CHALLENGE ->
The records are to be restated in their entirety, word for word.

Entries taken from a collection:
________________________

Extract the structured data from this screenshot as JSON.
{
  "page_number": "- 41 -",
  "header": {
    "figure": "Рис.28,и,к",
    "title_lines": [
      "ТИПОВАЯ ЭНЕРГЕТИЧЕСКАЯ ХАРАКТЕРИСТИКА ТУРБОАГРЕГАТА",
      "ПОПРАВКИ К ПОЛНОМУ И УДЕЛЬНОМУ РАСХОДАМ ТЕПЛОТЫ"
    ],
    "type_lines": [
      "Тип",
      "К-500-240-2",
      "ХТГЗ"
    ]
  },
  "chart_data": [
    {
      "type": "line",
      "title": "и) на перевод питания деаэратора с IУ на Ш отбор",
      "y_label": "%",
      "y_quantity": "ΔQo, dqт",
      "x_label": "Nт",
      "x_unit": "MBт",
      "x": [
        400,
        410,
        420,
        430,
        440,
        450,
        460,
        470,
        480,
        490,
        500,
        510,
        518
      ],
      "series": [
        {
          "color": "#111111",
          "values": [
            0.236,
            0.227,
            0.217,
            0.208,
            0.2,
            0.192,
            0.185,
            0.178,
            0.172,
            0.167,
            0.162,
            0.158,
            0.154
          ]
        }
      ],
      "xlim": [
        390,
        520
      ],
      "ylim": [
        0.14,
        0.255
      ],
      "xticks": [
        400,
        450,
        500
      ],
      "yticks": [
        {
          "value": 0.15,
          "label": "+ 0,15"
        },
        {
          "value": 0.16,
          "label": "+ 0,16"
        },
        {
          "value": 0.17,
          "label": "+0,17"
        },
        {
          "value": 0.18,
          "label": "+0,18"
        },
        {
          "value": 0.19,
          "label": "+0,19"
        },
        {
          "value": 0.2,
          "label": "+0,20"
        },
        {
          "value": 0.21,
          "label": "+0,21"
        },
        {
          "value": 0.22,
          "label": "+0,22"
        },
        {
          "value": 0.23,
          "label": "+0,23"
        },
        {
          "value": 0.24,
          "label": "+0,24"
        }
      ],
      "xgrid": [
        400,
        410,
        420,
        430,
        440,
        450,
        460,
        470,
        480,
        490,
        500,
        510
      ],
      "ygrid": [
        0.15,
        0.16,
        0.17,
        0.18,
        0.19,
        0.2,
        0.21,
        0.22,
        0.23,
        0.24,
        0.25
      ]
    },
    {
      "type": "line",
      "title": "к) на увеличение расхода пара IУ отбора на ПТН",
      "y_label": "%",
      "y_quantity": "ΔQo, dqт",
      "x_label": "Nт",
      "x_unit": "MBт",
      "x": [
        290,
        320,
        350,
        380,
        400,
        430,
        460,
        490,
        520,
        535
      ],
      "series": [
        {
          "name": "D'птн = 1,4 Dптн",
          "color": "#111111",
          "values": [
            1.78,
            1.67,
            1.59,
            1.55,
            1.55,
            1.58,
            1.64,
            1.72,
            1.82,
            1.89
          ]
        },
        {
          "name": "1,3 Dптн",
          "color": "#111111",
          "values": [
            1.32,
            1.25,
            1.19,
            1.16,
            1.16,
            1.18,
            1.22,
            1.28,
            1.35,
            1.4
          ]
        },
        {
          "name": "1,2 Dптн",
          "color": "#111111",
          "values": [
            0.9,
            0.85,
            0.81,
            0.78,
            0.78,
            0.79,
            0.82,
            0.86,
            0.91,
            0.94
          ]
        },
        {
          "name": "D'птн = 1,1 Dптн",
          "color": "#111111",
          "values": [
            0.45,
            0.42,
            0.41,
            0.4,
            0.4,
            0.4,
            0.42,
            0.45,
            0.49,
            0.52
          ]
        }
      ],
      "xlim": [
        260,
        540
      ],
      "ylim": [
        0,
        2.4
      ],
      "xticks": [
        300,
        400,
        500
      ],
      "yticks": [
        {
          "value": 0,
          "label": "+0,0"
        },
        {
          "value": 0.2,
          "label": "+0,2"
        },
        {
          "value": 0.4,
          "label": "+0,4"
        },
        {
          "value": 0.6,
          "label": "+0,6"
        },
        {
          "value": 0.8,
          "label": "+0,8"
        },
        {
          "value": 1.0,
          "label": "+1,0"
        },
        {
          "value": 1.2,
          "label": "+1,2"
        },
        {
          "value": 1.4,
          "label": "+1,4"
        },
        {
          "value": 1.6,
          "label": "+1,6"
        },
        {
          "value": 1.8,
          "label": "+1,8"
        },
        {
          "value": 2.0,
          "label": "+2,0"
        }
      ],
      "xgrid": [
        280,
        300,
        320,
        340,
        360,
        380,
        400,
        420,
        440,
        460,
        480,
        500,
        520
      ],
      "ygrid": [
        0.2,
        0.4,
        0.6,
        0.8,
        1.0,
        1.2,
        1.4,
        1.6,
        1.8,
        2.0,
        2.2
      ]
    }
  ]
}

________________________

TASK SOLUTION ->
Extract the structured data from this screenshot as JSON.
{
  "page_number": "- 41 -",
  "header": {
    "figure": "Рис.28,и,к",
    "title_lines": [
      "ТИПОВАЯ ЭНЕРГЕТИЧЕСКАЯ ХАРАКТЕРИСТИКА ТУРБОАГРЕГАТА",
      "ПОПРАВКИ К ПОЛНОМУ И УДЕЛЬНОМУ РАСХОДАМ ТЕПЛОТЫ"
    ],
    "type_lines": [
      "Тип",
      "К-500-240-2",
      "ХТГЗ"
    ]
  },
  "chart_data": [
    {
      "type": "line",
      "title": "и) на перевод питания деаэратора с IУ на Ш отбор",
      "y_label": "%",
      "y_quantity": "ΔQo, dqт",
      "x_label": "Nт",
      "x_unit": "MBт",
      "x": [
        400,
        410,
        420,
        430,
        440,
        450,
        460,
        470,
        480,
        490,
        500,
        510,
        518
      ],
      "series": [
        {
          "color": "#111111",
          "values": [
            0.236,
            0.227,
            0.217,
            0.208,
            0.2,
            0.192,
            0.185,
            0.178,
            0.172,
            0.167,
            0.162,
            0.158,
            0.154
          ]
        }
      ],
      "xlim": [
        390,
        520
      ],
      "ylim": [
        0.14,
        0.255
      ],
      "xticks": [
        400,
        450,
        500
      ],
      "yticks": [
        {
          "value": 0.15,
          "label": "+ 0,15"
        },
        {
          "value": 0.16,
          "label": "+ 0,16"
        },
        {
          "value": 0.17,
          "label": "+0,17"
        },
        {
          "value": 0.18,
          "label": "+0,18"
        },
        {
          "value": 0.19,
          "label": "+0,19"
        },
        {
          "value": 0.2,
          "label": "+0,20"
        },
        {
          "value": 0.21,
          "label": "+0,21"
        },
        {
          "value": 0.22,
          "label": "+0,22"
        },
        {
          "value": 0.23,
          "label": "+0,23"
        },
        {
          "value": 0.24,
          "label": "+0,24"
        }
      ],
      "xgrid": [
        400,
        410,
        420,
        430,
        440,
        450,
        460,
        470,
        480,
        490,
        500,
        510
      ],
      "ygrid": [
        0.15,
        0.16,
        0.17,
        0.18,
        0.19,
        0.2,
        0.21,
        0.22,
        0.23,
        0.24,
        0.25
      ]
    },
    {
      "type": "line",
      "title": "к) на увеличение расхода пара IУ отбора на ПТН",
      "y_label": "%",
      "y_quantity": "ΔQo, dqт",
      "x_label": "Nт",
      "x_unit": "MBт",
      "x": [
        290,
        320,
        350,
        380,
        400,
        430,
        460,
        490,
        520,
        535
      ],
      "series": [
        {
          "name": "D'птн = 1,4 Dптн",
          "color": "#111111",
          "values": [
            1.78,
            1.67,
            1.59,
            1.55,
            1.55,
            1.58,
            1.64,
            1.72,
            1.82,
            1.89
          ]
        },
        {
          "name": "1,3 Dптн",
          "color": "#111111",
          "values": [
            1.32,
            1.25,
            1.19,
            1.16,
            1.16,
            1.18,
            1.22,
            1.28,
            1.35,
            1.4
          ]
        },
        {
          "name": "1,2 Dптн",
          "color": "#111111",
          "values": [
            0.9,
            0.85,
            0.81,
            0.78,
            0.78,
            0.79,
            0.82,
            0.86,
            0.91,
            0.94
          ]
        },
        {
          "name": "D'птн = 1,1 Dптн",
          "color": "#111111",
          "values": [
            0.45,
            0.42,
            0.41,
            0.4,
            0.4,
            0.4,
            0.42,
            0.45,
            0.49,
            0.52
          ]
        }
      ],
      "xlim": [
        260,
        540
      ],
      "ylim": [
        0,
        2.4
      ],
      "xticks": [
        300,
        400,
        500
      ],
      "yticks": [
        {
          "value": 0,
          "label": "+0,0"
        },
        {
          "value": 0.2,
          "label": "+0,2"
        },
        {
          "value": 0.4,
          "label": "+0,4"
        },
        {
          "value": 0.6,
          "label": "+0,6"
        },
        {
          "value": 0.8,
          "label": "+0,8"
        },
        {
          "value": 1.0,
          "label": "+1,0"
        },
        {
          "value": 1.2,
          "label": "+1,2"
        },
        {
          "value": 1.4,
          "label": "+1,4"
        },
        {
          "value": 1.6,
          "label": "+1,6"
        },
        {
          "value": 1.8,
          "label": "+1,8"
        },
        {
          "value": 2.0,
          "label": "+2,0"
        }
      ],
      "xgrid": [
        280,
        300,
        320,
        340,
        360,
        380,
        400,
        420,
        440,
        460,
        480,
        500,
        520
      ],
      "ygrid": [
        0.2,
        0.4,
        0.6,
        0.8,
        1.0,
        1.2,
        1.4,
        1.6,
        1.8,
        2.0,
        2.2
      ]
    }
  ]
}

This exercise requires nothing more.